:: ENTRIES SUPPLIED ::
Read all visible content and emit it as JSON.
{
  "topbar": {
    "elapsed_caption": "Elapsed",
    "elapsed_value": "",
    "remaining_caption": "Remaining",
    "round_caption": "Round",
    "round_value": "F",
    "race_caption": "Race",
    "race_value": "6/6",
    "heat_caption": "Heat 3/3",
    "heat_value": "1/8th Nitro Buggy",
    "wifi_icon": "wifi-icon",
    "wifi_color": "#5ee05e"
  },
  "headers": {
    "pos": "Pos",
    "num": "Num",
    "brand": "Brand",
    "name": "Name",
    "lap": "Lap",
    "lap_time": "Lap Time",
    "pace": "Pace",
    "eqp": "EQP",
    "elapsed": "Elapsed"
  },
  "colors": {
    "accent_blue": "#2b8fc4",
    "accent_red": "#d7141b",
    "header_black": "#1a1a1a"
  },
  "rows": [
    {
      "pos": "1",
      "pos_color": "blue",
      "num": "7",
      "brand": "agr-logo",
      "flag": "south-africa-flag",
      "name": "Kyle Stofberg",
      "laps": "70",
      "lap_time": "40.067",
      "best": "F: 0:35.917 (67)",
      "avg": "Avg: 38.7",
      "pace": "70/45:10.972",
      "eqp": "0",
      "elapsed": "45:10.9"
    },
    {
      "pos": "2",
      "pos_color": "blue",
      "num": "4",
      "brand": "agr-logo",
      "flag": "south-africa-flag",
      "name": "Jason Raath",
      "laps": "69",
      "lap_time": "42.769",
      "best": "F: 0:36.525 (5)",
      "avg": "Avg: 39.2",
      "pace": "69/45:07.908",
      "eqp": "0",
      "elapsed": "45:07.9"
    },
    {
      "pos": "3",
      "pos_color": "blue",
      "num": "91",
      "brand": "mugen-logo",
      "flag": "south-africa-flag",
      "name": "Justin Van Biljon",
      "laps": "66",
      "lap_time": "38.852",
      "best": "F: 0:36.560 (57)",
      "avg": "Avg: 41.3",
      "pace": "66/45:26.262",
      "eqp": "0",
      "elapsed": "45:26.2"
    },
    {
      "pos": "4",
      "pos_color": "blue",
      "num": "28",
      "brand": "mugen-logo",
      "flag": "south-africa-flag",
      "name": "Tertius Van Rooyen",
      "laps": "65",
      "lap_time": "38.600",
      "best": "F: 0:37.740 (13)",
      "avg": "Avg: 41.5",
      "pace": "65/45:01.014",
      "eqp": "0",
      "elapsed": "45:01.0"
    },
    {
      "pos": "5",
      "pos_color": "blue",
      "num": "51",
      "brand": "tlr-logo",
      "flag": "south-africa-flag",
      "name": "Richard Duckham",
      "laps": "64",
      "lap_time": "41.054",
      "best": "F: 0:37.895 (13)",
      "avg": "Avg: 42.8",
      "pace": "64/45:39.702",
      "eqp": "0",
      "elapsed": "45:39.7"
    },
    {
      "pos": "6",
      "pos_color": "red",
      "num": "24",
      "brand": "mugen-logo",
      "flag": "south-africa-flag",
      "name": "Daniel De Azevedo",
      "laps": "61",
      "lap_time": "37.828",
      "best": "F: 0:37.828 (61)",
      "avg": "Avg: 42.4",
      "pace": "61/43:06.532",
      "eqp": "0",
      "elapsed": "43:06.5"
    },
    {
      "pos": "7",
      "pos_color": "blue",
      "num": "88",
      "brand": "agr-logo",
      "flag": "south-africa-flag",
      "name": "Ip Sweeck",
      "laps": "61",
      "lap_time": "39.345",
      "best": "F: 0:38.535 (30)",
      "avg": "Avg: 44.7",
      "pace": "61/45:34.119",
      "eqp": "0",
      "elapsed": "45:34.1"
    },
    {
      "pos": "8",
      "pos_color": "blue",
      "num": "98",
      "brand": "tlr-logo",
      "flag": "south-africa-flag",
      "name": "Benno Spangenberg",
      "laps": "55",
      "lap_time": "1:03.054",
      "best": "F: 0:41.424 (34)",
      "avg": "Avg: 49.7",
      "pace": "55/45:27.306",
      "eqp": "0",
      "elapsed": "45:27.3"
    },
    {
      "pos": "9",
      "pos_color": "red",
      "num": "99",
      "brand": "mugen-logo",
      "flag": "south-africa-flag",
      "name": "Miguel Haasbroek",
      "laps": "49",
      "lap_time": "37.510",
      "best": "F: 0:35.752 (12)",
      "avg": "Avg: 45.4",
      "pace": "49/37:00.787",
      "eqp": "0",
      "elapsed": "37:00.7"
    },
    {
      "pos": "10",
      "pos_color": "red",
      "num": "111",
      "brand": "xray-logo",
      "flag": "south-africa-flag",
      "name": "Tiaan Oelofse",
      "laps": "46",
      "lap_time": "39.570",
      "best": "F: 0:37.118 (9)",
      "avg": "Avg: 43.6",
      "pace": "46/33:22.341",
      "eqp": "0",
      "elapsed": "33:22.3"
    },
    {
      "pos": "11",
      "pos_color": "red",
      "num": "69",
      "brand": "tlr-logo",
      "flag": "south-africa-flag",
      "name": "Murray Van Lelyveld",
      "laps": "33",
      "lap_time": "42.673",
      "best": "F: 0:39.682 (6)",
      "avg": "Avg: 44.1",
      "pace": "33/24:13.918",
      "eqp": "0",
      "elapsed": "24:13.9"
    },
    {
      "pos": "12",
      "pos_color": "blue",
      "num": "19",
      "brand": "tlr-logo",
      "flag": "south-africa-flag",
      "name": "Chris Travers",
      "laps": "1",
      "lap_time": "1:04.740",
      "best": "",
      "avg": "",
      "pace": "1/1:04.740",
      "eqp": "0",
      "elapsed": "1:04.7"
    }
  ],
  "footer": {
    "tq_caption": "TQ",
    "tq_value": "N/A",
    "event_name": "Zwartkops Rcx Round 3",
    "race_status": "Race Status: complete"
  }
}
:::
◆ **REQUEST**
Make an exact copy of the material above.

◆ **EXERCISE RESULT**
Read all visible content and emit it as JSON.
{
  "topbar": {
    "elapsed_caption": "Elapsed",
    "elapsed_value": "",
    "remaining_caption": "Remaining",
    "round_caption": "Round",
    "round_value": "F",
    "race_caption": "Race",
    "race_value": "6/6",
    "heat_caption": "Heat 3/3",
    "heat_value": "1/8th Nitro Buggy",
    "wifi_icon": "wifi-icon",
    "wifi_color": "#5ee05e"
  },
  "headers": {
    "pos": "Pos",
    "num": "Num",
    "brand": "Brand",
    "name": "Name",
    "lap": "Lap",
    "lap_time": "Lap Time",
    "pace": "Pace",
    "eqp": "EQP",
    "elapsed": "Elapsed"
  },
  "colors": {
    "accent_blue": "#2b8fc4",
    "accent_red": "#d7141b",
    "header_black": "#1a1a1a"
  },
  "rows": [
    {
      "pos": "1",
      "pos_color": "blue",
      "num": "7",
      "brand": "agr-logo",
      "flag": "south-africa-flag",
      "name": "Kyle Stofberg",
      "laps": "70",
      "lap_time": "40.067",
      "best": "F: 0:35.917 (67)",
      "avg": "Avg: 38.7",
      "pace": "70/45:10.972",
      "eqp": "0",
      "elapsed": "45:10.9"
    },
    {
      "pos": "2",
      "pos_color": "blue",
      "num": "4",
      "brand": "agr-logo",
      "flag": "south-africa-flag",
      "name": "Jason Raath",
      "laps": "69",
      "lap_time": "42.769",
      "best": "F: 0:36.525 (5)",
      "avg": "Avg: 39.2",
      "pace": "69/45:07.908",
      "eqp": "0",
      "elapsed": "45:07.9"
    },
    {
      "pos": "3",
      "pos_color": "blue",
      "num": "91",
      "brand": "mugen-logo",
      "flag": "south-africa-flag",
      "name": "Justin Van Biljon",
      "laps": "66",
      "lap_time": "38.852",
      "best": "F: 0:36.560 (57)",
      "avg": "Avg: 41.3",
      "pace": "66/45:26.262",
      "eqp": "0",
      "elapsed": "45:26.2"
    },
    {
      "pos": "4",
      "pos_color": "blue",
      "num": "28",
      "brand": "mugen-logo",
      "flag": "south-africa-flag",
      "name": "Tertius Van Rooyen",
      "laps": "65",
      "lap_time": "38.600",
      "best": "F: 0:37.740 (13)",
      "avg": "Avg: 41.5",
      "pace": "65/45:01.014",
      "eqp": "0",
      "elapsed": "45:01.0"
    },
    {
      "pos": "5",
      "pos_color": "blue",
      "num": "51",
      "brand": "tlr-logo",
      "flag": "south-africa-flag",
      "name": "Richard Duckham",
      "laps": "64",
      "lap_time": "41.054",
      "best": "F: 0:37.895 (13)",
      "avg": "Avg: 42.8",
      "pace": "64/45:39.702",
      "eqp": "0",
      "elapsed": "45:39.7"
    },
    {
      "pos": "6",
      "pos_color": "red",
      "num": "24",
      "brand": "mugen-logo",
      "flag": "south-africa-flag",
      "name": "Daniel De Azevedo",
      "laps": "61",
      "lap_time": "37.828",
      "best": "F: 0:37.828 (61)",
      "avg": "Avg: 42.4",
      "pace": "61/43:06.532",
      "eqp": "0",
      "elapsed": "43:06.5"
    },
    {
      "pos": "7",
      "pos_color": "blue",
      "num": "88",
      "brand": "agr-logo",
      "flag": "south-africa-flag",
      "name": "Ip Sweeck",
      "laps": "61",
      "lap_time": "39.345",
      "best": "F: 0:38.535 (30)",
      "avg": "Avg: 44.7",
      "pace": "61/45:34.119",
      "eqp": "0",
      "elapsed": "45:34.1"
    },
    {
      "pos": "8",
      "pos_color": "blue",
      "num": "98",
      "brand": "tlr-logo",
      "flag": "south-africa-flag",
      "name": "Benno Spangenberg",
      "laps": "55",
      "lap_time": "1:03.054",
      "best": "F: 0:41.424 (34)",
      "avg": "Avg: 49.7",
      "pace": "55/45:27.306",
      "eqp": "0",
      "elapsed": "45:27.3"
    },
    {
      "pos": "9",
      "pos_color": "red",
      "num": "99",
      "brand": "mugen-logo",
      "flag": "south-africa-flag",
      "name": "Miguel Haasbroek",
      "laps": "49",
      "lap_time": "37.510",
      "best": "F: 0:35.752 (12)",
      "avg": "Avg: 45.4",
      "pace": "49/37:00.787",
      "eqp": "0",
      "elapsed": "37:00.7"
    },
    {
      "pos": "10",
      "pos_color": "red",
      "num": "111",
      "brand": "xray-logo",
      "flag": "south-africa-flag",
      "name": "Tiaan Oelofse",
      "laps": "46",
      "lap_time": "39.570",
      "best": "F: 0:37.118 (9)",
      "avg": "Avg: 43.6",
      "pace": "46/33:22.341",
      "eqp": "0",
      "elapsed": "33:22.3"
    },
    {
      "pos": "11",
      "pos_color": "red",
      "num": "69",
      "brand": "tlr-logo",
      "flag": "south-africa-flag",
      "name": "Murray Van Lelyveld",
      "laps": "33",
      "lap_time": "42.673",
      "best": "F: 0:39.682 (6)",
      "avg": "Avg: 44.1",
      "pace": "33/24:13.918",
      "eqp": "0",
      "elapsed": "24:13.9"
    },
    {
      "pos": "12",
      "pos_color": "blue",
      "num": "19",
      "brand": "tlr-logo",
      "flag": "south-africa-flag",
      "name": "Chris Travers",
      "laps": "1",
      "lap_time": "1:04.740",
      "best": "",
      "avg": "",
      "pace": "1/1:04.740",
      "eqp": "0",
      "elapsed": "1:04.7"
    }
  ],
  "footer": {
    "tq_caption": "TQ",
    "tq_value": "N/A",
    "event_name": "Zwartkops Rcx Round 3",
    "race_status": "Race Status: complete"
  }
}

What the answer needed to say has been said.